Given problem: Output the data that follows exactly, line for line.

Data excerpts:
_ _ _ _ _

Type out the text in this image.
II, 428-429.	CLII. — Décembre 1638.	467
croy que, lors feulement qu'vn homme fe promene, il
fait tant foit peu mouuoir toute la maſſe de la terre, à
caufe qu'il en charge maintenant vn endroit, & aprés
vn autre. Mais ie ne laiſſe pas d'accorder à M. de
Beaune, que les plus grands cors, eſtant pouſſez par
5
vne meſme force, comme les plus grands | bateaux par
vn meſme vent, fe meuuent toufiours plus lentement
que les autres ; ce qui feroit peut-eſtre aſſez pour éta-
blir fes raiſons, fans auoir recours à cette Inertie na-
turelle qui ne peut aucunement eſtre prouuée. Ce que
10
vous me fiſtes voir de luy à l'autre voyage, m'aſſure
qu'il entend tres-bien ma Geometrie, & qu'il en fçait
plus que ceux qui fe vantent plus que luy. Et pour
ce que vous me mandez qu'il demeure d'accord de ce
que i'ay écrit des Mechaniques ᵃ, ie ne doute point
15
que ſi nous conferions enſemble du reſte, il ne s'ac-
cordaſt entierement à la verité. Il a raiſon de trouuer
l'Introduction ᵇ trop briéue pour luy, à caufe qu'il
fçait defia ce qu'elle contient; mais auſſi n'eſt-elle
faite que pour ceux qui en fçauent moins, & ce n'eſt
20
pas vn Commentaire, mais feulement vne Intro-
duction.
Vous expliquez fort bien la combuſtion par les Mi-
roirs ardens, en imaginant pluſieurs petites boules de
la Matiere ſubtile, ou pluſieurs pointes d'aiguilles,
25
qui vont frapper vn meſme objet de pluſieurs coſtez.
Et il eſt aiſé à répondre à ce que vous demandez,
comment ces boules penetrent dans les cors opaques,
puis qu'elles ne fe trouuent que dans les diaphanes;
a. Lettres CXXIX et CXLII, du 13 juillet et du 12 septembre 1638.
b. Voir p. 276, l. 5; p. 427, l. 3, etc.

_ _ _ _ _

Solution for this exercise:
Type out the text in this image.
II, 428-429.	CLII. — Décembre 1638.	467
croy que, lors feulement qu'vn homme fe promene, il
fait tant foit peu mouuoir toute la maſſe de la terre, à
caufe qu'il en charge maintenant vn endroit, & aprés
vn autre. Mais ie ne laiſſe pas d'accorder à M. de
Beaune, que les plus grands cors, eſtant pouſſez par
5
vne meſme force, comme les plus grands | bateaux par
vn meſme vent, fe meuuent toufiours plus lentement
que les autres ; ce qui feroit peut-eſtre aſſez pour éta-
blir fes raiſons, fans auoir recours à cette Inertie na-
turelle qui ne peut aucunement eſtre prouuée. Ce que
10
vous me fiſtes voir de luy à l'autre voyage, m'aſſure
qu'il entend tres-bien ma Geometrie, & qu'il en fçait
plus que ceux qui fe vantent plus que luy. Et pour
ce que vous me mandez qu'il demeure d'accord de ce
que i'ay écrit des Mechaniques ᵃ, ie ne doute point
15
que ſi nous conferions enſemble du reſte, il ne s'ac-
cordaſt entierement à la verité. Il a raiſon de trouuer
l'Introduction ᵇ trop briéue pour luy, à caufe qu'il
fçait defia ce qu'elle contient; mais auſſi n'eſt-elle
faite que pour ceux qui en fçauent moins, & ce n'eſt
20
pas vn Commentaire, mais feulement vne Intro-
duction.
Vous expliquez fort bien la combuſtion par les Mi-
roirs ardens, en imaginant pluſieurs petites boules de
la Matiere ſubtile, ou pluſieurs pointes d'aiguilles,
25
qui vont frapper vn meſme objet de pluſieurs coſtez.
Et il eſt aiſé à répondre à ce que vous demandez,
comment ces boules penetrent dans les cors opaques,
puis qu'elles ne fe trouuent que dans les diaphanes;
a. Lettres CXXIX et CXLII, du 13 juillet et du 12 septembre 1638.
b. Voir p. 276, l. 5; p. 427, l. 3, etc.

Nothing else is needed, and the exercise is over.